=== WHAT IS ASKED ===
The records below are made of lines; count those holding the word "June" and give the number only.

+ + + + +

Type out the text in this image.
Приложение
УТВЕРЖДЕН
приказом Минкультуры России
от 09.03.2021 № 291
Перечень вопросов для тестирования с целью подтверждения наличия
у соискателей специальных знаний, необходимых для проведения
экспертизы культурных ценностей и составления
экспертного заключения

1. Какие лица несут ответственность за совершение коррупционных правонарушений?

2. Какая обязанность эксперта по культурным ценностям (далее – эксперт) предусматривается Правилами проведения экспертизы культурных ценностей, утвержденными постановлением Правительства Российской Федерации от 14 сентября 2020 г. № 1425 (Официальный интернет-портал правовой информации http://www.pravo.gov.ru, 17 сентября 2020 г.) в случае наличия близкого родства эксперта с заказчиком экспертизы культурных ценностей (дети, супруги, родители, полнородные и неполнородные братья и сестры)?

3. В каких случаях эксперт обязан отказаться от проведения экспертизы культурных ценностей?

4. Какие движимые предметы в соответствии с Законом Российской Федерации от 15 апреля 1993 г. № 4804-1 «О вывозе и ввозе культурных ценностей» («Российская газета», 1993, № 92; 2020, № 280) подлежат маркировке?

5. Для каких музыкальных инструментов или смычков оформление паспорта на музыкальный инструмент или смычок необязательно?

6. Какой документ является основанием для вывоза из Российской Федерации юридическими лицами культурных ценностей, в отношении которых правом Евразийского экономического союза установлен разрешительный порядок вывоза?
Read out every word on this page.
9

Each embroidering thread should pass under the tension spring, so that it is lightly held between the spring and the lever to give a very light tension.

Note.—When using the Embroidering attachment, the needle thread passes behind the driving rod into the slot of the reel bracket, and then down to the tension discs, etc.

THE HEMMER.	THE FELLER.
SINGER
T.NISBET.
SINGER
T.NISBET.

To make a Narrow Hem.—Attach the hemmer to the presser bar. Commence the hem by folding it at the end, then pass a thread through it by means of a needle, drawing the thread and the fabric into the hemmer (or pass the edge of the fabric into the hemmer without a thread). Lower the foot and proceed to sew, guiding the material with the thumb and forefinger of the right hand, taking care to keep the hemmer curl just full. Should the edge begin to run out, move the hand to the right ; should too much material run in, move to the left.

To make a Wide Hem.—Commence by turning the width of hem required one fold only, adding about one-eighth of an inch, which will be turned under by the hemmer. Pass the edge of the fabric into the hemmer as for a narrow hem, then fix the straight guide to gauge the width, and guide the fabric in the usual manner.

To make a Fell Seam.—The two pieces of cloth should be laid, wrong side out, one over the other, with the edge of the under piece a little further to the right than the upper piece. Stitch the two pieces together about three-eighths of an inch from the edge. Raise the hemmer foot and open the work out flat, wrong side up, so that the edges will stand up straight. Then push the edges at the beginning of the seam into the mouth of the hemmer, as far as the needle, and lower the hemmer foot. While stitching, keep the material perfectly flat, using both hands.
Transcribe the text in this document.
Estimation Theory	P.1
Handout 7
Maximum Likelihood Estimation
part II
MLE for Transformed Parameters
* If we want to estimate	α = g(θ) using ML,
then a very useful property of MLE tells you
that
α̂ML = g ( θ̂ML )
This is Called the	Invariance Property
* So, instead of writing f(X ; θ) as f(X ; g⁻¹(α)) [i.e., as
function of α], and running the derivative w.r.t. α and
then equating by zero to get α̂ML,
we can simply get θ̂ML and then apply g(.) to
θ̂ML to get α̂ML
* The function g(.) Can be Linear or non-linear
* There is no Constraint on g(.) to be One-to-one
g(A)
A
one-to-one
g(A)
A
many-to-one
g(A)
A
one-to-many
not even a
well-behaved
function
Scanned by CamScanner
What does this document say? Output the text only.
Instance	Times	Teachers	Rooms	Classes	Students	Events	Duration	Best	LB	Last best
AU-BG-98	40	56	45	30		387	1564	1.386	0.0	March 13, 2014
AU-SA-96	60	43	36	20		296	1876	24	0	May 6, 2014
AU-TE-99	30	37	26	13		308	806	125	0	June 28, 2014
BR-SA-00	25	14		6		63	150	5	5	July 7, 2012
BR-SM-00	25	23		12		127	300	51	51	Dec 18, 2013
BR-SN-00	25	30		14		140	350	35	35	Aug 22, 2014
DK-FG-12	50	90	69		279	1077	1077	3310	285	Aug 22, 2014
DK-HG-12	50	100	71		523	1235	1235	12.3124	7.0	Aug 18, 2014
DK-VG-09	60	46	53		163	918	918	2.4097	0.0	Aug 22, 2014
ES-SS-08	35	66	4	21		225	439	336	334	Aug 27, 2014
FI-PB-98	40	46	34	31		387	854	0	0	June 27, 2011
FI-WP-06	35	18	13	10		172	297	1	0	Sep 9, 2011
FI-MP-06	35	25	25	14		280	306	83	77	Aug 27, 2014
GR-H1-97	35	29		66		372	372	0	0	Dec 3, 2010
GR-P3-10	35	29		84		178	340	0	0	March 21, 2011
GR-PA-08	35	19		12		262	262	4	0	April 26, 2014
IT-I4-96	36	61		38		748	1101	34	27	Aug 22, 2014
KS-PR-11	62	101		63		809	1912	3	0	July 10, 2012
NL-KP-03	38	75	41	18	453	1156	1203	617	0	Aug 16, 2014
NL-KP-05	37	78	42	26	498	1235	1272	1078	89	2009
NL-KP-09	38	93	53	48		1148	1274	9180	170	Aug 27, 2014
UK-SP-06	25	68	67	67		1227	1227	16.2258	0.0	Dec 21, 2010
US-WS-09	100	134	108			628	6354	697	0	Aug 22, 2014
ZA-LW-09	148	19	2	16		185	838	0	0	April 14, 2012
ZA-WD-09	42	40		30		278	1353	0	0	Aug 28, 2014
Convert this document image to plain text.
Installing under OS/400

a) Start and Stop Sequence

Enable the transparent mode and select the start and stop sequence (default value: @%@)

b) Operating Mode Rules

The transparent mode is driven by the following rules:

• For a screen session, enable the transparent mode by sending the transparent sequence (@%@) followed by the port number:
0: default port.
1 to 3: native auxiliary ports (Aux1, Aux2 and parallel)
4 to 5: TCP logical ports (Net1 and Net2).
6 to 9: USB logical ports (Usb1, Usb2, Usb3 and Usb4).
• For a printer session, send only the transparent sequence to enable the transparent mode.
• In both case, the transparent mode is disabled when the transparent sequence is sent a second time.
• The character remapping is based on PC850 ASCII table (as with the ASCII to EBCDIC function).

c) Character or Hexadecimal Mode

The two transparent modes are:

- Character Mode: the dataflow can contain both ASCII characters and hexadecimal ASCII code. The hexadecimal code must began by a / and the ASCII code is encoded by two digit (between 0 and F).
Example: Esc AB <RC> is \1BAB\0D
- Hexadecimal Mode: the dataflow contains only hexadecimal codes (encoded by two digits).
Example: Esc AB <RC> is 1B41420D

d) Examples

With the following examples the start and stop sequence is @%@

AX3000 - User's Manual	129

+ + + + +

=== WORKED SOLUTION ===
2